What to produce —
What follows is a block of records; restate each one word for word.

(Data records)
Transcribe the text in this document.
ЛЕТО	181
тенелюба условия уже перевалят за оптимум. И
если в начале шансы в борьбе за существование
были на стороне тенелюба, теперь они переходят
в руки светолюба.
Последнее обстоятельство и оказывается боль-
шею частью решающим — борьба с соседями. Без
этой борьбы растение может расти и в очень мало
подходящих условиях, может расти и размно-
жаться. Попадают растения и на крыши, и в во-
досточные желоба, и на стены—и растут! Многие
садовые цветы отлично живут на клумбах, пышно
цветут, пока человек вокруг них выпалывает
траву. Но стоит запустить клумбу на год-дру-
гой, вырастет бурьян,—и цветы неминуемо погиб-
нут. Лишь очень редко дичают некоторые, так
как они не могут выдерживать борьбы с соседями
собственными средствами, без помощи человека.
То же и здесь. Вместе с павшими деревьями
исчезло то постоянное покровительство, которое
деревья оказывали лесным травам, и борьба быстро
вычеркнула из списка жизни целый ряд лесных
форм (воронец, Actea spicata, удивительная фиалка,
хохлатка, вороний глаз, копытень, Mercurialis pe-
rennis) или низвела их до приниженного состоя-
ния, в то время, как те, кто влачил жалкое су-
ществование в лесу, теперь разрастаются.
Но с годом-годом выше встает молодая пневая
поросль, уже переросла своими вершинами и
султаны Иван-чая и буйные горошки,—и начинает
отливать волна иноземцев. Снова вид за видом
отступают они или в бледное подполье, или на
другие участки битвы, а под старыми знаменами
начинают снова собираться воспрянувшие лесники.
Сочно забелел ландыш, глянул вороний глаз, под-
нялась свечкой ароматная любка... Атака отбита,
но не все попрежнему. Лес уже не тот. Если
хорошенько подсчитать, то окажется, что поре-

Solution for this task —
Transcribe the text in this document.
ЛЕТО	181
тенелюба условия уже перевалят за оптимум. И
если в начале шансы в борьбе за существование
были на стороне тенелюба, теперь они переходят
в руки светолюба.
Последнее обстоятельство и оказывается боль-
шею частью решающим — борьба с соседями. Без
этой борьбы растение может расти и в очень мало
подходящих условиях, может расти и размно-
жаться. Попадают растения и на крыши, и в во-
досточные желоба, и на стены—и растут! Многие
садовые цветы отлично живут на клумбах, пышно
цветут, пока человек вокруг них выпалывает
траву. Но стоит запустить клумбу на год-дру-
гой, вырастет бурьян,—и цветы неминуемо погиб-
нут. Лишь очень редко дичают некоторые, так
как они не могут выдерживать борьбы с соседями
собственными средствами, без помощи человека.
То же и здесь. Вместе с павшими деревьями
исчезло то постоянное покровительство, которое
деревья оказывали лесным травам, и борьба быстро
вычеркнула из списка жизни целый ряд лесных
форм (воронец, Actea spicata, удивительная фиалка,
хохлатка, вороний глаз, копытень, Mercurialis pe-
rennis) или низвела их до приниженного состоя-
ния, в то время, как те, кто влачил жалкое су-
ществование в лесу, теперь разрастаются.
Но с годом-годом выше встает молодая пневая
поросль, уже переросла своими вершинами и
султаны Иван-чая и буйные горошки,—и начинает
отливать волна иноземцев. Снова вид за видом
отступают они или в бледное подполье, или на
другие участки битвы, а под старыми знаменами
начинают снова собираться воспрянувшие лесники.
Сочно забелел ландыш, глянул вороний глаз, под-
нялась свечкой ароматная любка... Атака отбита,
но не все попрежнему. Лес уже не тот. Если
хорошенько подсчитать, то окажется, что поре-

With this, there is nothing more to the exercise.